**** RECORDS FOR THE TASK

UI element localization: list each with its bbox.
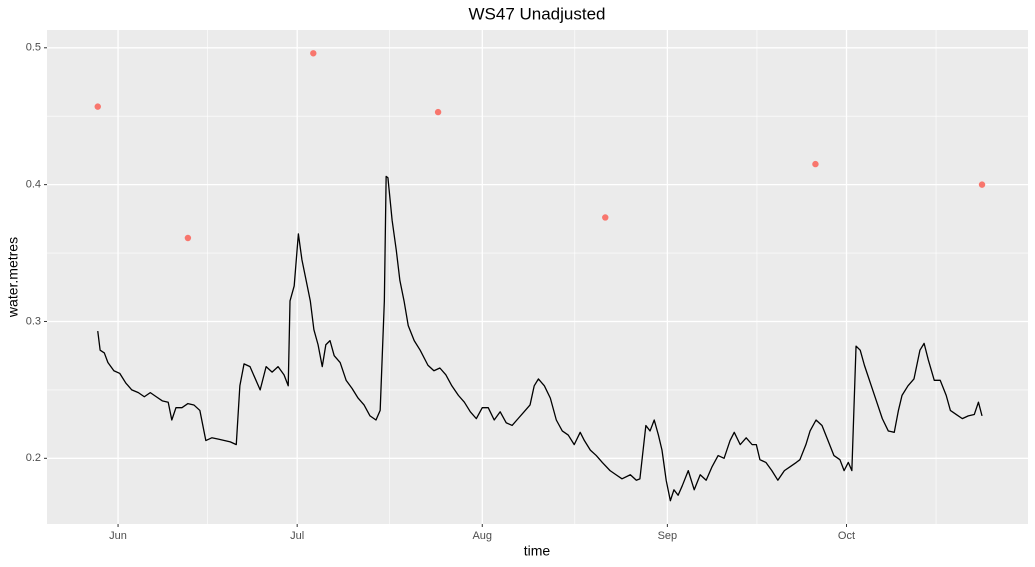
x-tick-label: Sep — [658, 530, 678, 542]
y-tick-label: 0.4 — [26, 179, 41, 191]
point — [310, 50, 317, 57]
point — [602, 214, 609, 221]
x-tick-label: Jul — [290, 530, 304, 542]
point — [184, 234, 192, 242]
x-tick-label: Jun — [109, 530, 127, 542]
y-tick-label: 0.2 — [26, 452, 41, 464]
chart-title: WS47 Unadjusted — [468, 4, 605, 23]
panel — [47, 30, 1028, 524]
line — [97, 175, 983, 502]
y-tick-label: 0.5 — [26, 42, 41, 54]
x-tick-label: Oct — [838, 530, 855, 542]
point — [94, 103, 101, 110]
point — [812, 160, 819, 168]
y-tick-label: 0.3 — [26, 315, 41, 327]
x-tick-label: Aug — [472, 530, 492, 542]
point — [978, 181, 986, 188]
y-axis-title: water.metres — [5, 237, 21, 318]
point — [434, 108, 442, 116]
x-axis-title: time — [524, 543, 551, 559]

********

PROBLEM REQUIREMENTS:
Put every line of the records above into a Markdown table with the columns Row and Line, numbering the rows and skipping any blank lines. Leave the pictures out.

TASK ANSWER:
| Row | Line |
|---|---|
| 1 | UI element localization: list each with its bbox. |
| 2 | x-tick-label: Sep — [658, 530, 678, 542] |
| 3 | y-tick-label: 0.4 — [26, 179, 41, 191] |
| 4 | point — [310, 50, 317, 57] |
| 5 | point — [602, 214, 609, 221] |
| 6 | x-tick-label: Jul — [290, 530, 304, 542] |
| 7 | point — [184, 234, 192, 242] |
| 8 | x-tick-label: Jun — [109, 530, 127, 542] |
| 9 | y-tick-label: 0.2 — [26, 452, 41, 464] |
| 10 | chart-title: WS47 Unadjusted — [468, 4, 605, 23] |
| 11 | panel — [47, 30, 1028, 524] |
| 12 | line — [97, 175, 983, 502] |
| 13 | y-tick-label: 0.5 — [26, 42, 41, 54] |
| 14 | x-tick-label: Oct — [838, 530, 855, 542] |
| 15 | point — [94, 103, 101, 110] |
| 16 | point — [812, 160, 819, 168] |
| 17 | y-tick-label: 0.3 — [26, 315, 41, 327] |
| 18 | x-tick-label: Aug — [472, 530, 492, 542] |
| 19 | point — [978, 181, 986, 188] |
| 20 | y-axis-title: water.metres — [5, 237, 21, 318] |
| 21 | point — [434, 108, 442, 116] |
| 22 | x-axis-title: time — [524, 543, 551, 559] |